**Task:** Set down, word for word, the stretch of lines from the one containing "Give me a plain-text" to the end of the records below.

◆ ◆ ◆ ◆ ◆ ◆ ◆

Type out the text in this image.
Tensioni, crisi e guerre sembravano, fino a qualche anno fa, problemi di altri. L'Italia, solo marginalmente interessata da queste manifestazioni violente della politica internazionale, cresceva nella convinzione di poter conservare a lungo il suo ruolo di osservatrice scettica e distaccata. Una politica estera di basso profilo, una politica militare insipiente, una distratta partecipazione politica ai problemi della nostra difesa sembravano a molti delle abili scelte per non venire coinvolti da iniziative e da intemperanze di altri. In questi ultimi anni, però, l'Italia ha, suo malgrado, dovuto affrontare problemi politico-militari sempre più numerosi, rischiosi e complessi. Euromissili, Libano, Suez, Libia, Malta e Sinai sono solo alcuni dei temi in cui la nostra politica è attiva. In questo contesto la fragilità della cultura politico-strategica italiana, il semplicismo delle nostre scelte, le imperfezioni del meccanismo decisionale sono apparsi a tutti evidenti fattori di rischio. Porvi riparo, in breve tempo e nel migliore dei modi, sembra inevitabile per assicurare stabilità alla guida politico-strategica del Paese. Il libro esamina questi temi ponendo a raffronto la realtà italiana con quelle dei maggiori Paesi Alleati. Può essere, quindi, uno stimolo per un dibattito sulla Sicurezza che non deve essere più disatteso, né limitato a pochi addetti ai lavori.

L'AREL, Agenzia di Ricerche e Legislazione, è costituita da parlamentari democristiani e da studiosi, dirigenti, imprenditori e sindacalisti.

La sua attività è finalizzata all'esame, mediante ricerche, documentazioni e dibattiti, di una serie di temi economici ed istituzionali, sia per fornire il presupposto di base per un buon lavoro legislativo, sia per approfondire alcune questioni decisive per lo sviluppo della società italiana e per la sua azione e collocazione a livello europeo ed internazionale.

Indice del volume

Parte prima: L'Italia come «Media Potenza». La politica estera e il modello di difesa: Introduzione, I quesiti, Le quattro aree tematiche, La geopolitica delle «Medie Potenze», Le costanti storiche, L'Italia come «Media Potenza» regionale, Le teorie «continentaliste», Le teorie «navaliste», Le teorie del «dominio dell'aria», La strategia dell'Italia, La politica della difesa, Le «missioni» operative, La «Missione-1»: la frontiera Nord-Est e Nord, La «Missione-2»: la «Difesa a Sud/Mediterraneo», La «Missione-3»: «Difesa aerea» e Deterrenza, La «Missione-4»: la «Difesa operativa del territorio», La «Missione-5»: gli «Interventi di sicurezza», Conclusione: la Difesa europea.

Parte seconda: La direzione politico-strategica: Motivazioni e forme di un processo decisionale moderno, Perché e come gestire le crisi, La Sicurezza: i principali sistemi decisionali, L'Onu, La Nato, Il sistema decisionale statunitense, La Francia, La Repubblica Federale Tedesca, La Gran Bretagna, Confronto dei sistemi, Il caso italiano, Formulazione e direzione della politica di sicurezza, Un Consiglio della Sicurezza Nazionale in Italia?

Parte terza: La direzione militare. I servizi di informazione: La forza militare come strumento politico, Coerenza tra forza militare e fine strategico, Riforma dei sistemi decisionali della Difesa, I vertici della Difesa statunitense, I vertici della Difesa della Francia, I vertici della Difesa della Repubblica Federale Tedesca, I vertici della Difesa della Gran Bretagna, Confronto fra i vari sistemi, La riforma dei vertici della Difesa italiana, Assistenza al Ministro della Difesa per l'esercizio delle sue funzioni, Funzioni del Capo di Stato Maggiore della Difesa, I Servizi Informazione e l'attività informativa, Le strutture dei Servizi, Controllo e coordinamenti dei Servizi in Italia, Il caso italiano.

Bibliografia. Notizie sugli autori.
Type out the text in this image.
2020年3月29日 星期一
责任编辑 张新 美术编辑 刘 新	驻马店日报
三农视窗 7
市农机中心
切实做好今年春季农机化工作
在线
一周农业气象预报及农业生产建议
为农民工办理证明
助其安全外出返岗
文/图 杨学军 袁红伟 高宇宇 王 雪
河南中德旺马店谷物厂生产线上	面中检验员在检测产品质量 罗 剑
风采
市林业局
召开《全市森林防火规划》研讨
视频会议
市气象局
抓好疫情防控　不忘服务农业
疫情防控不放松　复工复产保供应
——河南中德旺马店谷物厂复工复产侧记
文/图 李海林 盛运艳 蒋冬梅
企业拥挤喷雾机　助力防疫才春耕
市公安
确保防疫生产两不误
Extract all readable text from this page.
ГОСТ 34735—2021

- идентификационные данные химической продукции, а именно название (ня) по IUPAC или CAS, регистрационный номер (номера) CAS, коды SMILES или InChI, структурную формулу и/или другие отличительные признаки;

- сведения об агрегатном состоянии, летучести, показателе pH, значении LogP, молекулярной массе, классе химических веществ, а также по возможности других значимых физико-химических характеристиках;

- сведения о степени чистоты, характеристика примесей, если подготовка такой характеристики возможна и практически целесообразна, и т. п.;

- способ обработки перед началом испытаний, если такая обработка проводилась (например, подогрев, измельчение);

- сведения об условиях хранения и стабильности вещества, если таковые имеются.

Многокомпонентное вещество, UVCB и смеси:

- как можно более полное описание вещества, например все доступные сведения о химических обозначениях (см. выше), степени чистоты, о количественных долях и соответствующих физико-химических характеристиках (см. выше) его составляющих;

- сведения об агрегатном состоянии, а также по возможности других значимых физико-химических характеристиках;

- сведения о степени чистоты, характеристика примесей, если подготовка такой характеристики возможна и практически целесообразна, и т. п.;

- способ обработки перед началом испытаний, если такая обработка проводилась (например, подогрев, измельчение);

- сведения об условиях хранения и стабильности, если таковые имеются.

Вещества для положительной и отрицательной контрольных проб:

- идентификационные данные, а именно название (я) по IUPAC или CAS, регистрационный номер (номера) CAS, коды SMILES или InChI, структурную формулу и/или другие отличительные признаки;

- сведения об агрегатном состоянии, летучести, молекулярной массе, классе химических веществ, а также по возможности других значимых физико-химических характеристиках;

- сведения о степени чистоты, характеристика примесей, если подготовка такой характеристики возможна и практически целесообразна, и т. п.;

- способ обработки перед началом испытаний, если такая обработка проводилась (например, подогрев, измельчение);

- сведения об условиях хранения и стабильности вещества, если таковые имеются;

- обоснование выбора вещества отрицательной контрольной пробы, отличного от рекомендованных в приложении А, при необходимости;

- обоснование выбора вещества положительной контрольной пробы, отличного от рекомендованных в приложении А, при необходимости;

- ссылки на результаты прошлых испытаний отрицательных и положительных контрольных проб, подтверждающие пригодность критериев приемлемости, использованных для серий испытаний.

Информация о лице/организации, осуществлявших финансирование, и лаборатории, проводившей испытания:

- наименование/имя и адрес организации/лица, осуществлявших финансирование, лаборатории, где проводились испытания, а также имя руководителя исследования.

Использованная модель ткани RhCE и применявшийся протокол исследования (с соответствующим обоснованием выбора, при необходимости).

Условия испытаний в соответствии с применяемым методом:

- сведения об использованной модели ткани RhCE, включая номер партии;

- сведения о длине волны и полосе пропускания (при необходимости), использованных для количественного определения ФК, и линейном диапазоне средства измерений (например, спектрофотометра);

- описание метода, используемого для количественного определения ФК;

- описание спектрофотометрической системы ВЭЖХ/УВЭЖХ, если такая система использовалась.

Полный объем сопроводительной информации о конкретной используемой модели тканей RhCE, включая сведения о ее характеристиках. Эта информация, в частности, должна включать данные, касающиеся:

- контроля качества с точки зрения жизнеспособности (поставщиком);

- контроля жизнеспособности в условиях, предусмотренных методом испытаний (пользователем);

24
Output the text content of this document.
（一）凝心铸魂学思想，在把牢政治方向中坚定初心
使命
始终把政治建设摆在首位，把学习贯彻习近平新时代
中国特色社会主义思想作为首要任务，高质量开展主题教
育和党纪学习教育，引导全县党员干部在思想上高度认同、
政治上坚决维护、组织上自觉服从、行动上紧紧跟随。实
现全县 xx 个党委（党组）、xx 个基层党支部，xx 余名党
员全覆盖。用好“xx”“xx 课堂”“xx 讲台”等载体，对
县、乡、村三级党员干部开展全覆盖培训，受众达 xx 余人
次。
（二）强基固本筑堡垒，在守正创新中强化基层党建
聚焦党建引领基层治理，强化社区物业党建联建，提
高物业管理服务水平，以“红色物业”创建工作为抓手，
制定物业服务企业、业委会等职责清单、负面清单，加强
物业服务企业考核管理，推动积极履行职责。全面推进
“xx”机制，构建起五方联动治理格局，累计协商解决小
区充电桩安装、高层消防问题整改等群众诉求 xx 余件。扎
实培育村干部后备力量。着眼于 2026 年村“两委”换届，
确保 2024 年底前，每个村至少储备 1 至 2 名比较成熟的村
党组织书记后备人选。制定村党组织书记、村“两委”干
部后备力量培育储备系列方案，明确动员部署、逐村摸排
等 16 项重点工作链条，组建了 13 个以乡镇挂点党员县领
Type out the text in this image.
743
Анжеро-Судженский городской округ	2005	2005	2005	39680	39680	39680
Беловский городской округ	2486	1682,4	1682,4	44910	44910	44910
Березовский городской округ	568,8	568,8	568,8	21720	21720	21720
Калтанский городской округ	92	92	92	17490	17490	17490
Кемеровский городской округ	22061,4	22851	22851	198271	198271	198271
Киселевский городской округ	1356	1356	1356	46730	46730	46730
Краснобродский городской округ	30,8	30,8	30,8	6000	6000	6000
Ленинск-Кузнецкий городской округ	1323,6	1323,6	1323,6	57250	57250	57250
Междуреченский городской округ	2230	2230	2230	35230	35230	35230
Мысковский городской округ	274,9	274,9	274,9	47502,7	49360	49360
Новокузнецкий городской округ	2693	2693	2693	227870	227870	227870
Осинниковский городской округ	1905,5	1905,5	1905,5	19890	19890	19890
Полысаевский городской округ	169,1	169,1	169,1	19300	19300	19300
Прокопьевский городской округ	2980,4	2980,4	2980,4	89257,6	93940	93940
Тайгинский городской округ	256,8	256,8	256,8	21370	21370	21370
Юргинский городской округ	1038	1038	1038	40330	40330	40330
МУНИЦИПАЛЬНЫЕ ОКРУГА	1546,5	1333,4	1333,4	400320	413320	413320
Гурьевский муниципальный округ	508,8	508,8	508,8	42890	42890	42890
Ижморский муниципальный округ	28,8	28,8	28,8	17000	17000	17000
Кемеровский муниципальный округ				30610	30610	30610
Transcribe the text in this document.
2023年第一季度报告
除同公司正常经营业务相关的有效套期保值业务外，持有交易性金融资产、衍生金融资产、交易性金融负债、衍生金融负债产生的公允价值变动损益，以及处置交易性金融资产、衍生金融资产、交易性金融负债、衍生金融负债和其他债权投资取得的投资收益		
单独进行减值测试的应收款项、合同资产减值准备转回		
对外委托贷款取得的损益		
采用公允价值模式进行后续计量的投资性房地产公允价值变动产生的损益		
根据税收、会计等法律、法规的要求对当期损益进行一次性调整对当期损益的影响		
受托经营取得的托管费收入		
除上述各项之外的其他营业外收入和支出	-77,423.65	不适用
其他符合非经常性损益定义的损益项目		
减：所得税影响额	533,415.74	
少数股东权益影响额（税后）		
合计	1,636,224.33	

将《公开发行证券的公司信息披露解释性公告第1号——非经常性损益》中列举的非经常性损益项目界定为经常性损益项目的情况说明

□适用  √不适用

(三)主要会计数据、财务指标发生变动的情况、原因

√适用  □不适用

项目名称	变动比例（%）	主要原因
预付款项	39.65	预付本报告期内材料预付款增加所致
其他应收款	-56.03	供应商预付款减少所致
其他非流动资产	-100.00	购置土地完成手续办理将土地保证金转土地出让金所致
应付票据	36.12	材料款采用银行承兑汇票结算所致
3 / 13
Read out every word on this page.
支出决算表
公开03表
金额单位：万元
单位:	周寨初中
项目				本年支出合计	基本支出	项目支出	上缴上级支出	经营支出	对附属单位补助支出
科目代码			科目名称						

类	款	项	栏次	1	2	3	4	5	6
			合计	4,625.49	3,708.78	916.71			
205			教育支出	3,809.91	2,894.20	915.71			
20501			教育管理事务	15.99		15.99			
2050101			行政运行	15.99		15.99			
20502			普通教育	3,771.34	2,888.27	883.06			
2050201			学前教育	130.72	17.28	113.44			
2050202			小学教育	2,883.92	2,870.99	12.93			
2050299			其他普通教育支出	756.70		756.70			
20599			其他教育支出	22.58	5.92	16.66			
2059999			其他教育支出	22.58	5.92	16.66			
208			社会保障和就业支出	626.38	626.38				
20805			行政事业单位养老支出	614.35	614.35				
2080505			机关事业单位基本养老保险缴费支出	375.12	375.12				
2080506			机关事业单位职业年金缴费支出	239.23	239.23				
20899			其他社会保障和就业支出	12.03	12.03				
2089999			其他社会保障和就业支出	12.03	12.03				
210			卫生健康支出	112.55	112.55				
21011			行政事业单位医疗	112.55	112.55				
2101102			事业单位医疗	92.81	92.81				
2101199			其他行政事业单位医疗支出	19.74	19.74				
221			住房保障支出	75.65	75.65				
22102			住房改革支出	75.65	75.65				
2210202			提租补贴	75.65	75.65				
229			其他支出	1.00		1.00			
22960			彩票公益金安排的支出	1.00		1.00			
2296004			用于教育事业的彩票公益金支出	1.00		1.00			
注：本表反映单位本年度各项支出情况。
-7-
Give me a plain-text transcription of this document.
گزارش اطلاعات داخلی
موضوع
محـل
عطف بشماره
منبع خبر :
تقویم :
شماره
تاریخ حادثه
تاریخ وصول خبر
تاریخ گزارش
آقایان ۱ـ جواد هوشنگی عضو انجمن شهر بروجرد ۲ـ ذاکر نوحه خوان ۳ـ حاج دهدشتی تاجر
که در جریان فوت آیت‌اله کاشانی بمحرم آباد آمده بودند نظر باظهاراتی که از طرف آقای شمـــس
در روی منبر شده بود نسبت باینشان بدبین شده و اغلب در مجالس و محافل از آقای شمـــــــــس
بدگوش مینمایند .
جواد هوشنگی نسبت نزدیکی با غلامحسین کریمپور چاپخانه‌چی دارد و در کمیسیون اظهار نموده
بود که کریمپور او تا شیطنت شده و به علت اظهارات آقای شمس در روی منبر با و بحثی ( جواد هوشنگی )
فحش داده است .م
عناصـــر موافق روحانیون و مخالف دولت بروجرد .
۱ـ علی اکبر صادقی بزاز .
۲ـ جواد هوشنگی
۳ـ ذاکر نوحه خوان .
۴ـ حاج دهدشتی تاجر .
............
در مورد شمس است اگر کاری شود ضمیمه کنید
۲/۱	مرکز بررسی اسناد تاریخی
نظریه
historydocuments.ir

◆ ◆ ◆ ◆ ◆ ◆ ◆

**Task answer:**
Give me a plain-text transcription of this document.
گزارش اطلاعات داخلی
موضوع
محـل
عطف بشماره
منبع خبر :
تقویم :
شماره
تاریخ حادثه
تاریخ وصول خبر
تاریخ گزارش
آقایان ۱ـ جواد هوشنگی عضو انجمن شهر بروجرد ۲ـ ذاکر نوحه خوان ۳ـ حاج دهدشتی تاجر
که در جریان فوت آیت‌اله کاشانی بمحرم آباد آمده بودند نظر باظهاراتی که از طرف آقای شمـــس
در روی منبر شده بود نسبت باینشان بدبین شده و اغلب در مجالس و محافل از آقای شمـــــــــس
بدگوش مینمایند .
جواد هوشنگی نسبت نزدیکی با غلامحسین کریمپور چاپخانه‌چی دارد و در کمیسیون اظهار نموده
بود که کریمپور او تا شیطنت شده و به علت اظهارات آقای شمس در روی منبر با و بحثی ( جواد هوشنگی )
فحش داده است .م
عناصـــر موافق روحانیون و مخالف دولت بروجرد .
۱ـ علی اکبر صادقی بزاز .
۲ـ جواد هوشنگی
۳ـ ذاکر نوحه خوان .
۴ـ حاج دهدشتی تاجر .
............
در مورد شمس است اگر کاری شود ضمیمه کنید
۲/۱	مرکز بررسی اسناد تاریخی
نظریه
historydocuments.ir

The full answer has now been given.